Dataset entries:
━━━━━━

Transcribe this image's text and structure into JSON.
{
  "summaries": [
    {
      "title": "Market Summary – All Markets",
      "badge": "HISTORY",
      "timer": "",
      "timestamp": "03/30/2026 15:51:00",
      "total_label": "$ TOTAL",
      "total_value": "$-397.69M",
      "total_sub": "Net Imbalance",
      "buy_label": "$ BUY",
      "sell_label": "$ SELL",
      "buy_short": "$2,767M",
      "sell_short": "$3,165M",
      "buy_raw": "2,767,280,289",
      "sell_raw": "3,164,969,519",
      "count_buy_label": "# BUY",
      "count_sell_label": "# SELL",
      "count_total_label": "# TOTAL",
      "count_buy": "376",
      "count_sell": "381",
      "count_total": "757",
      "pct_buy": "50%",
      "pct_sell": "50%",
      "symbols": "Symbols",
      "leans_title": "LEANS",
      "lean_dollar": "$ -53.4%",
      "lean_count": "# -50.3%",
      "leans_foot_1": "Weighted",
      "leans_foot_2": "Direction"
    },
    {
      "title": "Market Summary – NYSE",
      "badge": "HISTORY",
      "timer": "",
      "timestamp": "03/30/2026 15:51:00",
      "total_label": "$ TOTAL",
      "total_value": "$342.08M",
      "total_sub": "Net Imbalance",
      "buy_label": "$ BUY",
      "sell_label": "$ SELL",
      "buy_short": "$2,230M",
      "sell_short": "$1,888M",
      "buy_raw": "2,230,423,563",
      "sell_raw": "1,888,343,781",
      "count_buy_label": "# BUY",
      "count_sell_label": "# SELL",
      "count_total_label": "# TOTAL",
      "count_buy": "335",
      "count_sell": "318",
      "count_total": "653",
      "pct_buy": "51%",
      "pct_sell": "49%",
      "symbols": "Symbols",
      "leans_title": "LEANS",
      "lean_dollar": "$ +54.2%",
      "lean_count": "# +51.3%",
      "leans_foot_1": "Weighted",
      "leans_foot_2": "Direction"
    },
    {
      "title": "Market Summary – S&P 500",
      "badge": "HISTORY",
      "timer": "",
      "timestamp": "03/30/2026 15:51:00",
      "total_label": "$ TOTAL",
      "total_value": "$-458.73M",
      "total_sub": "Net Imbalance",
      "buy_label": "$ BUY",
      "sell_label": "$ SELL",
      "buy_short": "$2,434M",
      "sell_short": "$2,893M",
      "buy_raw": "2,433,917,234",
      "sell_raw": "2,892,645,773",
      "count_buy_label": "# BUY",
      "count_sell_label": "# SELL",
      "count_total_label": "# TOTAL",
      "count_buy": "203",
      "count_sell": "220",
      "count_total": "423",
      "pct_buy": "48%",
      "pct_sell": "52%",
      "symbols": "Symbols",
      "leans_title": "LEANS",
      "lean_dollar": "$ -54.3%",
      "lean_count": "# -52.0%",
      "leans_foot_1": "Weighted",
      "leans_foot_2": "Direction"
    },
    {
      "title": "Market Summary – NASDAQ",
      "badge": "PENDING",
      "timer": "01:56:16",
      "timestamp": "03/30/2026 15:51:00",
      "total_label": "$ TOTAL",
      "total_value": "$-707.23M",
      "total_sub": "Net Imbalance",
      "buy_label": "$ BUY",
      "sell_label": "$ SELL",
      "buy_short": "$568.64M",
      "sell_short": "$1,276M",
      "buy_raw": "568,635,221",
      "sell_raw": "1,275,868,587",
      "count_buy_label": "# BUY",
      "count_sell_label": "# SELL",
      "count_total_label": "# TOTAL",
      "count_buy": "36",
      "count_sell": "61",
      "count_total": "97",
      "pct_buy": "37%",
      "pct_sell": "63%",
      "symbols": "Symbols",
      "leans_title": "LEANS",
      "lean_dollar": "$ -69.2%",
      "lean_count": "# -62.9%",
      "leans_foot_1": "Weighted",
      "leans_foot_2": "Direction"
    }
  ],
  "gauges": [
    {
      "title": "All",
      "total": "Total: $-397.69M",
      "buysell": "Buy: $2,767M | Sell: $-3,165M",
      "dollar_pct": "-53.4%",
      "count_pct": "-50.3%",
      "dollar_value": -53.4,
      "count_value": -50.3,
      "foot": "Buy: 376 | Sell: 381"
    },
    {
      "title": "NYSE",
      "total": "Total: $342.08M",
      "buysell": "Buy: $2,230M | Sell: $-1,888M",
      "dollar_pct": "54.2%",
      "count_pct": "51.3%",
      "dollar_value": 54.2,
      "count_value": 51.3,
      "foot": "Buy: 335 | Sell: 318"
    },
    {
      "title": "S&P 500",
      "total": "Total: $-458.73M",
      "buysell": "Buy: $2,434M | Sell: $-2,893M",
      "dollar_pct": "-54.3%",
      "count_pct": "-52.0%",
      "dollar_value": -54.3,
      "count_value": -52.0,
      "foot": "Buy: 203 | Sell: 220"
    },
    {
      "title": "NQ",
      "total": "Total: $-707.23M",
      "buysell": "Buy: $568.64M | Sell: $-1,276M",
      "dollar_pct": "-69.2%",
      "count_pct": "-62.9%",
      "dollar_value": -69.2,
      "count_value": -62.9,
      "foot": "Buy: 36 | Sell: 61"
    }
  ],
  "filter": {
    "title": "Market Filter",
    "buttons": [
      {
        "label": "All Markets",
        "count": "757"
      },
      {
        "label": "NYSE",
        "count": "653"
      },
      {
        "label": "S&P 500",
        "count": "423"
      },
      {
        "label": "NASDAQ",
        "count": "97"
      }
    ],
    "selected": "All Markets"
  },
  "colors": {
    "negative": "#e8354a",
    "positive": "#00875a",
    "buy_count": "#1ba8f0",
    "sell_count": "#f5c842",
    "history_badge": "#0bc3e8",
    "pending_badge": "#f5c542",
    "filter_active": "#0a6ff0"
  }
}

━━━━━━

Work instructions
Go through the entries above and pull out each line with "Summary" in it.

Response to this exercise
      "title": "Market Summary – All Markets",
      "title": "Market Summary – NYSE",
      "title": "Market Summary – S&P 500",
      "title": "Market Summary – NASDAQ",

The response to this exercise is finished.